━━━━━ Rows

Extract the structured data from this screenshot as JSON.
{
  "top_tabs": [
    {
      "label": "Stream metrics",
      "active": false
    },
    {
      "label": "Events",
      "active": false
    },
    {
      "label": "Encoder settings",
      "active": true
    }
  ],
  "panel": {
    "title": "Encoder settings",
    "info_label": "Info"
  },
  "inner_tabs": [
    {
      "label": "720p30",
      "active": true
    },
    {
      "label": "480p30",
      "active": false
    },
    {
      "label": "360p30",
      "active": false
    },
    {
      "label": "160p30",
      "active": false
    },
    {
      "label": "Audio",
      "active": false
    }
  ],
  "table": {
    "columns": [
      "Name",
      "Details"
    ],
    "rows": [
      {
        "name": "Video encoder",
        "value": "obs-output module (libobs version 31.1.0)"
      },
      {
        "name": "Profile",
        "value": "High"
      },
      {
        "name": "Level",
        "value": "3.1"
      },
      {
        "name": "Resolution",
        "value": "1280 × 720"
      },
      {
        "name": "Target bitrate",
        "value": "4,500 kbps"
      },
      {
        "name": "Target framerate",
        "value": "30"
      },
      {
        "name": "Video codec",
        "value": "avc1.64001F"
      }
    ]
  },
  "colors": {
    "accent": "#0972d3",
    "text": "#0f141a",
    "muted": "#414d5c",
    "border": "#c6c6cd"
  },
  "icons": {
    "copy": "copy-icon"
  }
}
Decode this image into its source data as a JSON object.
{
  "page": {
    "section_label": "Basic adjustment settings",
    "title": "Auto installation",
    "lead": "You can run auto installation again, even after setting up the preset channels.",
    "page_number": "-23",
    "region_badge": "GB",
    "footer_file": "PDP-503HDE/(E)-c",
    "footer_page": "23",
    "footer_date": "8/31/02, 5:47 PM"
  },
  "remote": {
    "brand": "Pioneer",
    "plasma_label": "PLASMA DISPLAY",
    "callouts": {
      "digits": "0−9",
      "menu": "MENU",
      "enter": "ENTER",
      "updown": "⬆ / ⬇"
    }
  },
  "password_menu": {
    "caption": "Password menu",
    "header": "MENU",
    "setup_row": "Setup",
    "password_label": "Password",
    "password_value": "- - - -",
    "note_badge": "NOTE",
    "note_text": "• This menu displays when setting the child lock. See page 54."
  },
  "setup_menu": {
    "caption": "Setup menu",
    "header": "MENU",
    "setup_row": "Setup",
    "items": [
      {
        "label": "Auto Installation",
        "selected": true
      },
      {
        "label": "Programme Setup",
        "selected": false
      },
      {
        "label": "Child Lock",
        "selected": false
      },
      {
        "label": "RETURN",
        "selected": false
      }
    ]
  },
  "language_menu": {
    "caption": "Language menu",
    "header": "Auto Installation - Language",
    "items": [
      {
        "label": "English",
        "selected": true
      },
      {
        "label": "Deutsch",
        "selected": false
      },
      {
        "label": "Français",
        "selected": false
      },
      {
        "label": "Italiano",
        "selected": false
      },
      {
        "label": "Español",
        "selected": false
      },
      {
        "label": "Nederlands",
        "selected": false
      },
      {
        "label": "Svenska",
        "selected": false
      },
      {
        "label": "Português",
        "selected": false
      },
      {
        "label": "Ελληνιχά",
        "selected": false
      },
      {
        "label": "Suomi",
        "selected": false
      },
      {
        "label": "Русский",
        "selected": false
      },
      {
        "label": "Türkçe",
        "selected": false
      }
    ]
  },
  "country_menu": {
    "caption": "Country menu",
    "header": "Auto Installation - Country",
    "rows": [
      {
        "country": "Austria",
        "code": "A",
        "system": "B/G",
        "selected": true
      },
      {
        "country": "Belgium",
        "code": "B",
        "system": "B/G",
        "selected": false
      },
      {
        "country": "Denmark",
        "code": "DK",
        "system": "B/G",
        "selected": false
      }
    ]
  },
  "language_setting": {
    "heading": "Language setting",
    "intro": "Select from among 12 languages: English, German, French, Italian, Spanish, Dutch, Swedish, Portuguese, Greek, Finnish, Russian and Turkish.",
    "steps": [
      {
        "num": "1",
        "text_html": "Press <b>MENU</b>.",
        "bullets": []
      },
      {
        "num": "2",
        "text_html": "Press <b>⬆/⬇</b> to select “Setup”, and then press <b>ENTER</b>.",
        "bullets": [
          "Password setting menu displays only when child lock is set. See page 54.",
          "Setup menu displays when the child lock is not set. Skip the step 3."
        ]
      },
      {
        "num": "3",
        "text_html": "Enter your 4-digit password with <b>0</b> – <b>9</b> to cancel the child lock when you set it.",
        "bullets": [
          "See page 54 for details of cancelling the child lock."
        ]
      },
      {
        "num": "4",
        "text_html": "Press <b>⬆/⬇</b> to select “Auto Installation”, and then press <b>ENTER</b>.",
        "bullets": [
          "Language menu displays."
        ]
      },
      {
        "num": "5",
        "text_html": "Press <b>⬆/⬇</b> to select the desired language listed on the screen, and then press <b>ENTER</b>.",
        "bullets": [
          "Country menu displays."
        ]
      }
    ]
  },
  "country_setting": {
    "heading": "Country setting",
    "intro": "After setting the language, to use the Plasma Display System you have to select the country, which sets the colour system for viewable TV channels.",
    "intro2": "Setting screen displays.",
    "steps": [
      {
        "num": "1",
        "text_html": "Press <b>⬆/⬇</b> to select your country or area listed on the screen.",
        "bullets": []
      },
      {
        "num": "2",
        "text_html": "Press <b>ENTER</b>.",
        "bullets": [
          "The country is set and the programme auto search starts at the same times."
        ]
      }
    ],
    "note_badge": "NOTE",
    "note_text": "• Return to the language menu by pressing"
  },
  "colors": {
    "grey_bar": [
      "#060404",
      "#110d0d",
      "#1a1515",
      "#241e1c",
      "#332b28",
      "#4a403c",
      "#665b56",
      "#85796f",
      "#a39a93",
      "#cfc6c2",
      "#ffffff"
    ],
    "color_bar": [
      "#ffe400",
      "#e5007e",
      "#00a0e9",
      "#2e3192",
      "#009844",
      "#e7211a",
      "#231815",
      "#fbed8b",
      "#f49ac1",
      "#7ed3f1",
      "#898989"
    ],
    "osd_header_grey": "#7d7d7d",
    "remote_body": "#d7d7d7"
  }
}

━━━━━━━━━━

§ **Short problem**: Using the records above, copy every line that has the word "settings" in it.

§ **Correct response**:
      "label": "Encoder settings",
    "title": "Encoder settings",
    "section_label": "Basic adjustment settings",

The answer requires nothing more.